* **Instructions for the task**
Return the records, each one exactly as written.

****************************************

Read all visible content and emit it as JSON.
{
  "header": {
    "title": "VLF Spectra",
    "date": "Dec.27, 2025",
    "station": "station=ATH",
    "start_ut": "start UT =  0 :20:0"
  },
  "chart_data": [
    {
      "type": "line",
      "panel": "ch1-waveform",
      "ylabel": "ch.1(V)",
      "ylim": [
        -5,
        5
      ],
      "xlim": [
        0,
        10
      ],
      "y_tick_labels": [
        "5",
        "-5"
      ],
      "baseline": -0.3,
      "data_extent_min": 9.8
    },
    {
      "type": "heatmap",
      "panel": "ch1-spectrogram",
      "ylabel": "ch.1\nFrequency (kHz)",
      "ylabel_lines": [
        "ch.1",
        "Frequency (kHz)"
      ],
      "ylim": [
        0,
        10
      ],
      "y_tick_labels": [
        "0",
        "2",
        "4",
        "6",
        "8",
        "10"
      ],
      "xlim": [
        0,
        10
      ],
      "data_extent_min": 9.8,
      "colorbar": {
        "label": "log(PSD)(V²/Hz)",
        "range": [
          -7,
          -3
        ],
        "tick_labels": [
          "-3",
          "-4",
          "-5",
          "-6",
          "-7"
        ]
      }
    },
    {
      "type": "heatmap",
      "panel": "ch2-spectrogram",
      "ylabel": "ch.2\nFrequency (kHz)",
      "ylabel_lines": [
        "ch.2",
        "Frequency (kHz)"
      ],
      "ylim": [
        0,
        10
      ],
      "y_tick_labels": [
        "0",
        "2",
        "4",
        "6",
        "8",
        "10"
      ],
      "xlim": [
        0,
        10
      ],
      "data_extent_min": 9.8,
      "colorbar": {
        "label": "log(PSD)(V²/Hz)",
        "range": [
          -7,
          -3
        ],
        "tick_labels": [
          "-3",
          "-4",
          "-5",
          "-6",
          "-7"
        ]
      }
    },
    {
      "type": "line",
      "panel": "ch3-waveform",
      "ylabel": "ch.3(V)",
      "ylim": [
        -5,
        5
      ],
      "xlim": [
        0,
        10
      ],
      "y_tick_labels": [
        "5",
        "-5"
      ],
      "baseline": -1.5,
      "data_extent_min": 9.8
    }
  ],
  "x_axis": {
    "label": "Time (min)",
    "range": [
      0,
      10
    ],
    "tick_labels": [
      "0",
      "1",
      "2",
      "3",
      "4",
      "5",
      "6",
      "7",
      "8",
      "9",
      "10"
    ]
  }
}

****************************************

* **Solved problem**
Read all visible content and emit it as JSON.
{
  "header": {
    "title": "VLF Spectra",
    "date": "Dec.27, 2025",
    "station": "station=ATH",
    "start_ut": "start UT =  0 :20:0"
  },
  "chart_data": [
    {
      "type": "line",
      "panel": "ch1-waveform",
      "ylabel": "ch.1(V)",
      "ylim": [
        -5,
        5
      ],
      "xlim": [
        0,
        10
      ],
      "y_tick_labels": [
        "5",
        "-5"
      ],
      "baseline": -0.3,
      "data_extent_min": 9.8
    },
    {
      "type": "heatmap",
      "panel": "ch1-spectrogram",
      "ylabel": "ch.1\nFrequency (kHz)",
      "ylabel_lines": [
        "ch.1",
        "Frequency (kHz)"
      ],
      "ylim": [
        0,
        10
      ],
      "y_tick_labels": [
        "0",
        "2",
        "4",
        "6",
        "8",
        "10"
      ],
      "xlim": [
        0,
        10
      ],
      "data_extent_min": 9.8,
      "colorbar": {
        "label": "log(PSD)(V²/Hz)",
        "range": [
          -7,
          -3
        ],
        "tick_labels": [
          "-3",
          "-4",
          "-5",
          "-6",
          "-7"
        ]
      }
    },
    {
      "type": "heatmap",
      "panel": "ch2-spectrogram",
      "ylabel": "ch.2\nFrequency (kHz)",
      "ylabel_lines": [
        "ch.2",
        "Frequency (kHz)"
      ],
      "ylim": [
        0,
        10
      ],
      "y_tick_labels": [
        "0",
        "2",
        "4",
        "6",
        "8",
        "10"
      ],
      "xlim": [
        0,
        10
      ],
      "data_extent_min": 9.8,
      "colorbar": {
        "label": "log(PSD)(V²/Hz)",
        "range": [
          -7,
          -3
        ],
        "tick_labels": [
          "-3",
          "-4",
          "-5",
          "-6",
          "-7"
        ]
      }
    },
    {
      "type": "line",
      "panel": "ch3-waveform",
      "ylabel": "ch.3(V)",
      "ylim": [
        -5,
        5
      ],
      "xlim": [
        0,
        10
      ],
      "y_tick_labels": [
        "5",
        "-5"
      ],
      "baseline": -1.5,
      "data_extent_min": 9.8
    }
  ],
  "x_axis": {
    "label": "Time (min)",
    "range": [
      0,
      10
    ],
    "tick_labels": [
      "0",
      "1",
      "2",
      "3",
      "4",
      "5",
      "6",
      "7",
      "8",
      "9",
      "10"
    ]
  }
}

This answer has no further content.